■ **TASK DIRECTIONS**: Render every line of the data below as a Markdown table with two columns, Row and Data line, numbering the rows in order and skipping blank lines. Leave the pictures out of the table.

■ **DATA RECORDS**:
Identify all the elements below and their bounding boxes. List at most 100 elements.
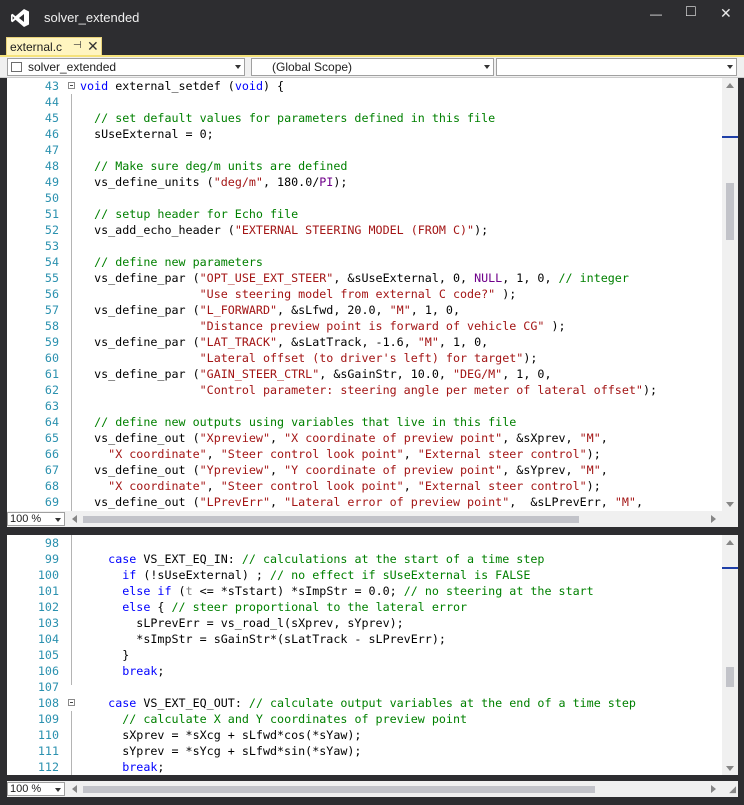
- code-line[interactable]: 68 "X coordinate", "Steer control look p…: [7, 478, 722, 494]
- code-line[interactable]: 55 vs_define_par ("OPT_USE_EXT_STEER", &…: [7, 270, 722, 286]
- code-token: "Control parameter: steering angle per m…: [199, 383, 643, 397]
- code-line[interactable]: 105 }: [7, 647, 722, 663]
- code-line[interactable]: 46 sUseExternal = 0;: [7, 126, 722, 142]
- tab-external-c[interactable]: external.c ⊣ ✕: [6, 37, 102, 56]
- code-line[interactable]: 103 sLPrevErr = vs_road_l(sXprev, sYprev…: [7, 615, 722, 631]
- code-line[interactable]: 53: [7, 238, 722, 254]
- code-line[interactable]: 48 // Make sure deg/m units are defined: [7, 158, 722, 174]
- code-line[interactable]: 45 // set default values for parameters …: [7, 110, 722, 126]
- code-line[interactable]: 108 case VS_EXT_EQ_OUT: // calculate out…: [7, 695, 722, 711]
- project-dropdown[interactable]: solver_extended: [7, 58, 245, 76]
- line-number: 105: [37, 648, 59, 662]
- code-token: "Lateral error of preview point": [284, 495, 510, 509]
- code-token: "M": [579, 431, 601, 445]
- code-token: , 1, 0,: [438, 335, 489, 349]
- code-line[interactable]: 63: [7, 398, 722, 414]
- tab-close-icon[interactable]: ✕: [87, 38, 99, 55]
- code-line[interactable]: 44: [7, 94, 722, 110]
- code-line[interactable]: 56 "Use steering model from external C c…: [7, 286, 722, 302]
- code-token: );: [523, 351, 538, 365]
- code-line[interactable]: 51 // setup header for Echo file: [7, 206, 722, 222]
- vertical-scrollbar[interactable]: [722, 78, 738, 511]
- member-dropdown[interactable]: [496, 58, 737, 76]
- code-token: , &sLfwd, 20.0,: [277, 303, 390, 317]
- code-line[interactable]: 100 if (!sUseExternal) ; // no effect if…: [7, 567, 722, 583]
- line-number: 54: [44, 255, 59, 269]
- code-line[interactable]: 69 vs_define_out ("LPrevErr", "Lateral e…: [7, 494, 722, 510]
- code-line[interactable]: 104 *sImpStr = sGainStr*(sLatTrack - sLP…: [7, 631, 722, 647]
- code-token: ,: [635, 495, 643, 509]
- line-number: 102: [37, 600, 59, 614]
- code-token: "L_FORWARD": [199, 303, 278, 317]
- code-line[interactable]: 49 vs_define_units ("deg/m", 180.0/PI);: [7, 174, 722, 190]
- code-line[interactable]: 59 vs_define_par ("LAT_TRACK", &sLatTrac…: [7, 334, 722, 350]
- code-line[interactable]: 43 void external_setdef (void) {: [7, 78, 722, 94]
- pin-icon[interactable]: ⊣: [73, 40, 82, 51]
- code-line[interactable]: 58 "Distance preview point is forward of…: [7, 318, 722, 334]
- code-line[interactable]: 66 "X coordinate", "Steer control look p…: [7, 446, 722, 462]
- code-line[interactable]: 54 // define new parameters: [7, 254, 722, 270]
- scope-dropdown[interactable]: (Global Scope): [251, 58, 494, 76]
- scroll-right-icon[interactable]: [711, 515, 716, 523]
- code-token: break: [122, 664, 158, 678]
- code-line[interactable]: 60 "Lateral offset (to driver's left) fo…: [7, 350, 722, 366]
- scrollbar-thumb[interactable]: [726, 667, 734, 687]
- resize-grip-icon[interactable]: ◢: [729, 784, 736, 795]
- horizontal-scrollbar[interactable]: [69, 782, 721, 796]
- code-line[interactable]: 110 sXprev = *sXcg + sLfwd*cos(*sYaw);: [7, 727, 722, 743]
- code-line[interactable]: 111 sYprev = *sYcg + sLfwd*sin(*sYaw);: [7, 743, 722, 759]
- code-line[interactable]: 101 else if (t <= *sTstart) *sImpStr = 0…: [7, 583, 722, 599]
- code-line[interactable]: 99 case VS_EXT_EQ_IN: // calculations at…: [7, 551, 722, 567]
- collapse-region-icon[interactable]: [68, 699, 75, 706]
- line-number: 112: [37, 760, 59, 774]
- code-editor-bottom[interactable]: 98 99 case VS_EXT_EQ_IN: // calculations …: [7, 535, 738, 775]
- code-line[interactable]: 112 break;: [7, 759, 722, 775]
- code-line[interactable]: 47: [7, 142, 722, 158]
- code-line[interactable]: 57 vs_define_par ("L_FORWARD", &sLfwd, 2…: [7, 302, 722, 318]
- chevron-down-icon: [55, 788, 61, 792]
- horizontal-scrollbar-thumb[interactable]: [83, 786, 595, 793]
- code-line[interactable]: 106 break;: [7, 663, 722, 679]
- code-line[interactable]: 102 else { // steer proportional to the …: [7, 599, 722, 615]
- pane-splitter[interactable]: [7, 527, 738, 535]
- code-line[interactable]: 52 vs_add_echo_header ("EXTERNAL STEERIN…: [7, 222, 722, 238]
- minimize-icon[interactable]: —: [650, 7, 672, 29]
- code-token: vs_define_par (: [80, 271, 200, 285]
- code-line[interactable]: 61 vs_define_par ("GAIN_STEER_CTRL", &sG…: [7, 366, 722, 382]
- scroll-down-icon[interactable]: [726, 766, 734, 771]
- vertical-scrollbar[interactable]: [722, 535, 738, 775]
- code-token: NULL: [474, 271, 503, 285]
- zoom-dropdown[interactable]: 100 %: [7, 782, 65, 796]
- close-icon[interactable]: ✕: [720, 5, 742, 27]
- zoom-dropdown[interactable]: 100 %: [7, 512, 65, 526]
- scroll-up-icon[interactable]: [726, 83, 734, 88]
- code-editor-top[interactable]: 43 void external_setdef (void) {44 45 // s…: [7, 78, 738, 511]
- scroll-up-icon[interactable]: [726, 540, 734, 545]
- code-token: ;: [157, 664, 165, 678]
- code-line[interactable]: 50: [7, 190, 722, 206]
- code-line[interactable]: 107: [7, 679, 722, 695]
- code-token: // Make sure deg/m units are defined: [94, 159, 348, 173]
- collapse-region-icon[interactable]: [68, 82, 75, 89]
- horizontal-scrollbar-thumb[interactable]: [83, 516, 579, 523]
- code-line[interactable]: 67 vs_define_out ("Ypreview", "Y coordin…: [7, 462, 722, 478]
- code-line[interactable]: 62 "Control parameter: steering angle pe…: [7, 382, 722, 398]
- code-line[interactable]: 64 // define new outputs using variables…: [7, 414, 722, 430]
- scroll-right-icon[interactable]: [711, 785, 716, 793]
- scroll-left-icon[interactable]: [72, 515, 77, 523]
- code-line[interactable]: 109 // calculate X and Y coordinates of …: [7, 711, 722, 727]
- code-line[interactable]: 98: [7, 535, 722, 551]
- scrollbar-thumb[interactable]: [726, 183, 734, 240]
- scroll-left-icon[interactable]: [72, 785, 77, 793]
- code-token: // define new parameters: [94, 255, 263, 269]
- code-line[interactable]: 65 vs_define_out ("Xpreview", "X coordin…: [7, 430, 722, 446]
- scroll-down-icon[interactable]: [726, 502, 734, 507]
- maximize-icon[interactable]: □: [686, 3, 708, 25]
- chevron-down-icon: [484, 65, 490, 69]
- code-token: sLPrevErr = vs_road_l(sXprev, sYprev);: [80, 616, 404, 630]
- horizontal-scrollbar[interactable]: [69, 512, 721, 526]
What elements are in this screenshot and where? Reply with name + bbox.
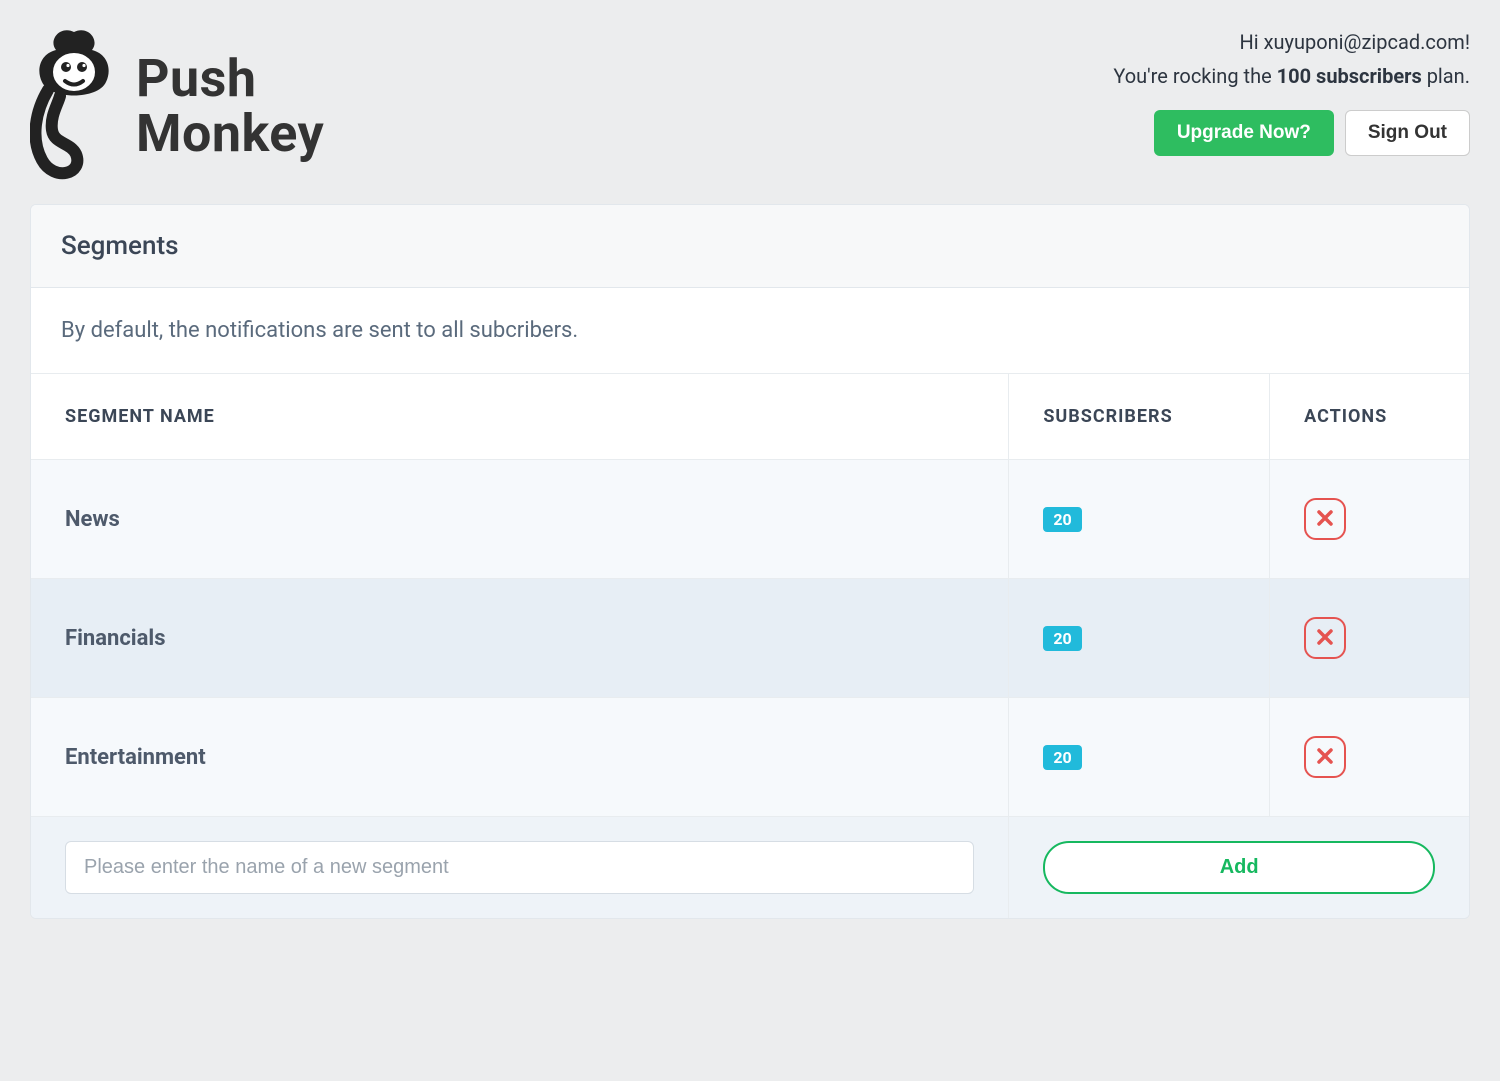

■ **THE SOLUTION**:
| Row | Data line |
|---|---|
| 1 | Identify all the elements below and their bounding boxes. List at most 100 elements. |
| 2 | - code-line[interactable]: 68 "X coordinate", "Steer control look p…: [7, 478, 722, 494] |
| 3 | - code-line[interactable]: 55 vs_define_par ("OPT_USE_EXT_STEER", &…: [7, 270, 722, 286] |
| 4 | - code-token: "Control parameter: steering angle per m…: [199, 383, 643, 397] |
| 5 | - code-line[interactable]: 105 }: [7, 647, 722, 663] |
| 6 | - code-line[interactable]: 46 sUseExternal = 0;: [7, 126, 722, 142] |
| 7 | - tab-external-c[interactable]: external.c ⊣ ✕: [6, 37, 102, 56] |
| 8 | - code-line[interactable]: 103 sLPrevErr = vs_road_l(sXprev, sYprev…: [7, 615, 722, 631] |
| 9 | - code-line[interactable]: 53: [7, 238, 722, 254] |
| 10 | - code-line[interactable]: 48 // Make sure deg/m units are defined: [7, 158, 722, 174] |
| 11 | - code-line[interactable]: 45 // set default values for parameters …: [7, 110, 722, 126] |
| 12 | - code-line[interactable]: 108 case VS_EXT_EQ_OUT: // calculate out…: [7, 695, 722, 711] |
| 13 | - project-dropdown[interactable]: solver_extended: [7, 58, 245, 76] |
| 14 | - line-number: 105: [37, 648, 59, 662] |
| 15 | - code-token: "Lateral error of preview point": [284, 495, 510, 509] |
| 16 | - code-token: "M": [579, 431, 601, 445] |
| 17 | - code-token: , 1, 0,: [438, 335, 489, 349] |
| 18 | - code-line[interactable]: 63: [7, 398, 722, 414] |
| 19 | - tab-close-icon[interactable]: ✕: [87, 38, 99, 55] |
| 20 | - code-line[interactable]: 44: [7, 94, 722, 110] |
| 21 | - code-line[interactable]: 56 "Use steering model from external C c…: [7, 286, 722, 302] |
| 22 | - code-token: );: [523, 351, 538, 365] |
| 23 | - code-line[interactable]: 51 // setup header for Echo file: [7, 206, 722, 222] |
| 24 | - vertical-scrollbar[interactable]: [722, 78, 738, 511] |
| 25 | - member-dropdown[interactable]: [496, 58, 737, 76] |
| 26 | - code-token: , &sLfwd, 20.0,: [277, 303, 390, 317] |
| 27 | - code-line[interactable]: 100 if (!sUseExternal) ; // no effect if…: [7, 567, 722, 583] |
| 28 | - line-number: 54: [44, 255, 59, 269] |
| 29 | - code-line[interactable]: 69 vs_define_out ("LPrevErr", "Lateral e…: [7, 494, 722, 510] |
| 30 | - code-line[interactable]: 104 *sImpStr = sGainStr*(sLatTrack - sLP…: [7, 631, 722, 647] |
| 31 | - code-token: ,: [635, 495, 643, 509] |
| 32 | - line-number: 102: [37, 600, 59, 614] |
| 33 | - code-token: "L_FORWARD": [199, 303, 278, 317] |
| 34 | - code-line[interactable]: 49 vs_define_units ("deg/m", 180.0/PI);: [7, 174, 722, 190] |
| 35 | - code-line[interactable]: 59 vs_define_par ("LAT_TRACK", &sLatTrac…: [7, 334, 722, 350] |
| 36 | - code-line[interactable]: 43 void external_setdef (void) {: [7, 78, 722, 94] |
| 37 | - pin-icon[interactable]: ⊣: [73, 40, 82, 51] |
| 38 | - code-line[interactable]: 58 "Distance preview point is forward of…: [7, 318, 722, 334] |
| 39 | - code-line[interactable]: 66 "X coordinate", "Steer control look p…: [7, 446, 722, 462] |
| 40 | - code-line[interactable]: 54 // define new parameters: [7, 254, 722, 270] |
| 41 | - scope-dropdown[interactable]: (Global Scope): [251, 58, 494, 76] |
| 42 | - scroll-right-icon[interactable]: [711, 515, 716, 523] |
| 43 | - code-token: break: [122, 664, 158, 678] |
| 44 | - code-line[interactable]: 60 "Lateral offset (to driver's left) fo…: [7, 350, 722, 366] |
| 45 | - scrollbar-thumb[interactable]: [726, 667, 734, 687] |
| 46 | - resize-grip-icon[interactable]: ◢: [729, 784, 736, 795] |
| 47 | - horizontal-scrollbar[interactable]: [69, 782, 721, 796] |
| 48 | - code-line[interactable]: 110 sXprev = *sXcg + sLfwd*cos(*sYaw);: [7, 727, 722, 743] |
| 49 | - code-line[interactable]: 111 sYprev = *sYcg + sLfwd*sin(*sYaw);: [7, 743, 722, 759] |
| 50 | - code-line[interactable]: 101 else if (t <= *sTstart) *sImpStr = 0…: [7, 583, 722, 599] |
| 51 | - code-line[interactable]: 99 case VS_EXT_EQ_IN: // calculations at…: [7, 551, 722, 567] |
| 52 | - collapse-region-icon[interactable]: [68, 699, 75, 706] |
| 53 | - line-number: 112: [37, 760, 59, 774] |
| 54 | - code-editor-bottom[interactable]: 98 99 case VS_EXT_EQ_IN: // calculations …: [7, 535, 738, 775] |
| 55 | - code-line[interactable]: 112 break;: [7, 759, 722, 775] |
| 56 | - code-line[interactable]: 47: [7, 142, 722, 158] |
| 57 | - code-line[interactable]: 57 vs_define_par ("L_FORWARD", &sLfwd, 2…: [7, 302, 722, 318] |
| 58 | - chevron-down-icon: [55, 788, 61, 792] |
| 59 | - horizontal-scrollbar-thumb[interactable]: [83, 786, 595, 793] |
| 60 | - code-line[interactable]: 106 break;: [7, 663, 722, 679] |
| 61 | - code-line[interactable]: 102 else { // steer proportional to the …: [7, 599, 722, 615] |
| 62 | - pane-splitter[interactable]: [7, 527, 738, 535] |
| 63 | - code-line[interactable]: 52 vs_add_echo_header ("EXTERNAL STEERIN…: [7, 222, 722, 238] |
| 64 | - minimize-icon[interactable]: —: [650, 7, 672, 29] |
| 65 | - code-token: vs_define_par (: [80, 271, 200, 285] |
| 66 | - code-line[interactable]: 61 vs_define_par ("GAIN_STEER_CTRL", &sG…: [7, 366, 722, 382] |
| 67 | - scroll-down-icon[interactable]: [726, 766, 734, 771] |
| 68 | - vertical-scrollbar[interactable]: [722, 535, 738, 775] |
| 69 | - code-token: NULL: [474, 271, 503, 285] |
| 70 | - zoom-dropdown[interactable]: 100 %: [7, 782, 65, 796] |
| 71 | - close-icon[interactable]: ✕: [720, 5, 742, 27] |
| 72 | - zoom-dropdown[interactable]: 100 %: [7, 512, 65, 526] |
| 73 | - scroll-up-icon[interactable]: [726, 83, 734, 88] |
| 74 | - code-editor-top[interactable]: 43 void external_setdef (void) {44 45 // s…: [7, 78, 738, 511] |
| 75 | - scroll-up-icon[interactable]: [726, 540, 734, 545] |
| 76 | - code-token: ;: [157, 664, 165, 678] |
| 77 | - code-line[interactable]: 50: [7, 190, 722, 206] |
| 78 | - code-line[interactable]: 107: [7, 679, 722, 695] |
| 79 | - code-token: // Make sure deg/m units are defined: [94, 159, 348, 173] |
| 80 | - collapse-region-icon[interactable]: [68, 82, 75, 89] |
| 81 | - horizontal-scrollbar-thumb[interactable]: [83, 516, 579, 523] |
| 82 | - code-line[interactable]: 67 vs_define_out ("Ypreview", "Y coordin…: [7, 462, 722, 478] |
| 83 | - code-line[interactable]: 62 "Control parameter: steering angle pe…: [7, 382, 722, 398] |
| 84 | - code-line[interactable]: 64 // define new outputs using variables…: [7, 414, 722, 430] |
| 85 | - scroll-right-icon[interactable]: [711, 785, 716, 793] |
| 86 | - scroll-left-icon[interactable]: [72, 515, 77, 523] |
| 87 | - code-line[interactable]: 109 // calculate X and Y coordinates of …: [7, 711, 722, 727] |
| 88 | - code-line[interactable]: 98: [7, 535, 722, 551] |
| 89 | - scrollbar-thumb[interactable]: [726, 183, 734, 240] |
| 90 | - scroll-left-icon[interactable]: [72, 785, 77, 793] |
| 91 | - code-token: // define new parameters: [94, 255, 263, 269] |
| 92 | - code-line[interactable]: 65 vs_define_out ("Xpreview", "X coordin…: [7, 430, 722, 446] |
| 93 | - scroll-down-icon[interactable]: [726, 502, 734, 507] |
| 94 | - maximize-icon[interactable]: □: [686, 3, 708, 25] |
| 95 | - chevron-down-icon: [484, 65, 490, 69] |
| 96 | - code-token: sLPrevErr = vs_road_l(sXprev, sYprev);: [80, 616, 404, 630] |
| 97 | - horizontal-scrollbar[interactable]: [69, 512, 721, 526] |
| 98 | What elements are in this screenshot and where? Reply with name + bbox. |